» Exercise: For the data below, report only the number of lines containing the string "нагрузки".

» Supplied records:
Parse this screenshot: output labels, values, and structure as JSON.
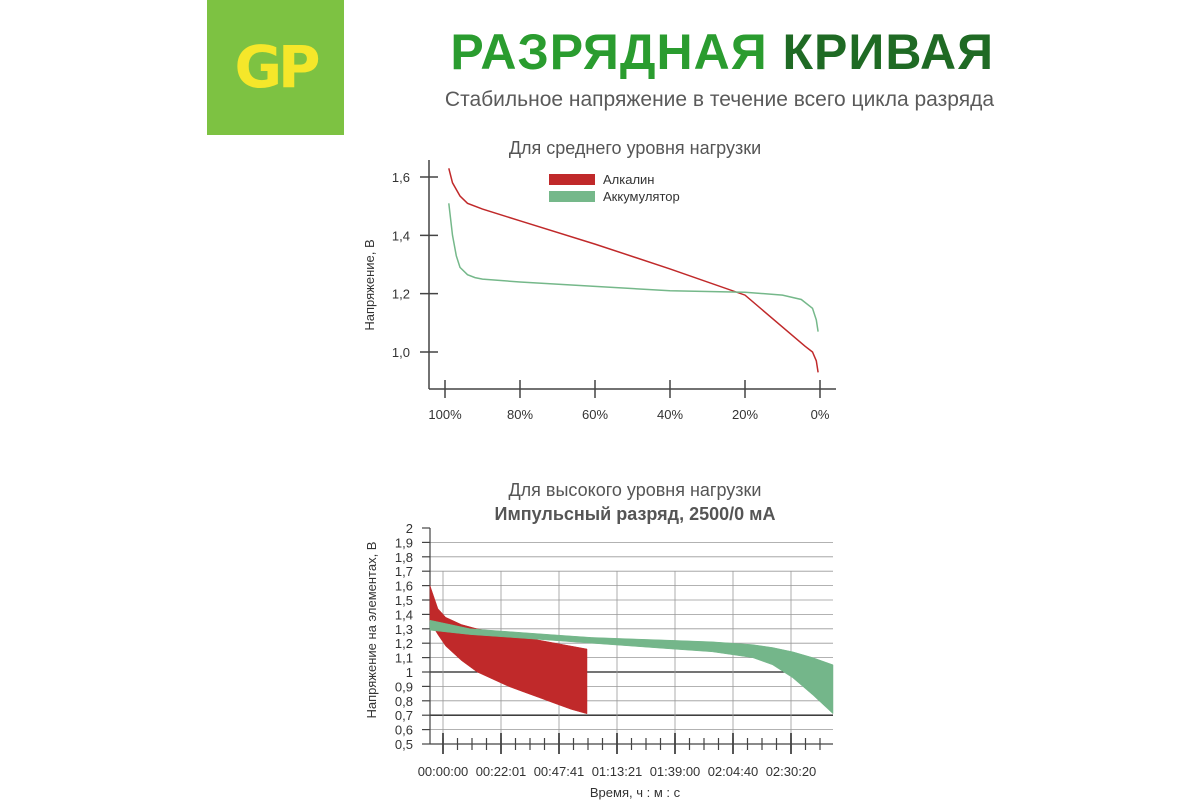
{
  "brand": {
    "logo_text": "GP",
    "logo_color": "#7dc242",
    "logo_text_color": "#f5e72a"
  },
  "header": {
    "title_part1": "РАЗРЯДНАЯ",
    "title_part2": "КРИВАЯ",
    "subtitle": "Стабильное напряжение в течение всего цикла разряда"
  },
  "chart_data": [
    {
      "type": "line",
      "title": "Для среднего уровня нагрузки",
      "xlabel": "",
      "ylabel": "Напряжение, В",
      "x_ticks": [
        "100%",
        "80%",
        "60%",
        "40%",
        "20%",
        "0%"
      ],
      "y_ticks": [
        "1,6",
        "1,4",
        "1,2",
        "1,0"
      ],
      "ylim": [
        0.9,
        1.7
      ],
      "xlim": [
        100,
        0
      ],
      "legend_position": "top-center",
      "series": [
        {
          "name": "Алкалин",
          "color": "#c0292a",
          "x": [
            99,
            98,
            96,
            94,
            90,
            80,
            60,
            40,
            20,
            4,
            2,
            1,
            0.5
          ],
          "y": [
            1.63,
            1.58,
            1.535,
            1.51,
            1.49,
            1.45,
            1.37,
            1.285,
            1.195,
            1.02,
            1.0,
            0.97,
            0.93
          ]
        },
        {
          "name": "Аккумулятор",
          "color": "#75b88a",
          "x": [
            99,
            98,
            97,
            96,
            94,
            92,
            90,
            80,
            60,
            40,
            20,
            10,
            5,
            2,
            1,
            0.5
          ],
          "y": [
            1.51,
            1.4,
            1.33,
            1.29,
            1.265,
            1.255,
            1.25,
            1.24,
            1.225,
            1.21,
            1.205,
            1.195,
            1.18,
            1.15,
            1.11,
            1.07
          ]
        }
      ]
    },
    {
      "type": "area",
      "title": "Для высокого уровня нагрузки",
      "subtitle": "Импульсный разряд, 2500/0 мА",
      "xlabel": "Время, ч : м : с",
      "ylabel": "Напряжение на элементах, В",
      "x_ticks": [
        "00:00:00",
        "00:22:01",
        "00:47:41",
        "01:13:21",
        "01:39:00",
        "02:04:40",
        "02:30:20"
      ],
      "y_ticks": [
        "2",
        "1,9",
        "1,8",
        "1,7",
        "1,6",
        "1,5",
        "1,4",
        "1,3",
        "1,2",
        "1,1",
        "1",
        "0,9",
        "0,8",
        "0,7",
        "0,6",
        "0,5"
      ],
      "ylim": [
        0.5,
        2.0
      ],
      "series": [
        {
          "name": "",
          "color": "#c0292a",
          "x": [
            0,
            0.05,
            0.1,
            0.2,
            0.3,
            0.4,
            0.5,
            0.6,
            0.7,
            0.8,
            0.9,
            1.0
          ],
          "upper": [
            1.6,
            1.44,
            1.38,
            1.33,
            1.3,
            1.28,
            1.26,
            1.24,
            1.22,
            1.2,
            1.18,
            1.16
          ],
          "lower": [
            1.35,
            1.26,
            1.18,
            1.08,
            1.0,
            0.95,
            0.9,
            0.86,
            0.82,
            0.78,
            0.74,
            0.71
          ]
        },
        {
          "name": "",
          "color": "#74b68a",
          "x": [
            0,
            0.1,
            0.2,
            0.3,
            0.4,
            0.5,
            0.6,
            0.7,
            0.8,
            0.85,
            0.9,
            0.95,
            1.0
          ],
          "upper": [
            1.36,
            1.3,
            1.28,
            1.26,
            1.24,
            1.23,
            1.22,
            1.21,
            1.19,
            1.17,
            1.14,
            1.1,
            1.05
          ],
          "lower": [
            1.29,
            1.26,
            1.24,
            1.22,
            1.2,
            1.18,
            1.16,
            1.14,
            1.1,
            1.05,
            0.96,
            0.84,
            0.71
          ]
        }
      ]
    }
  ]
}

» Reply to the task: 2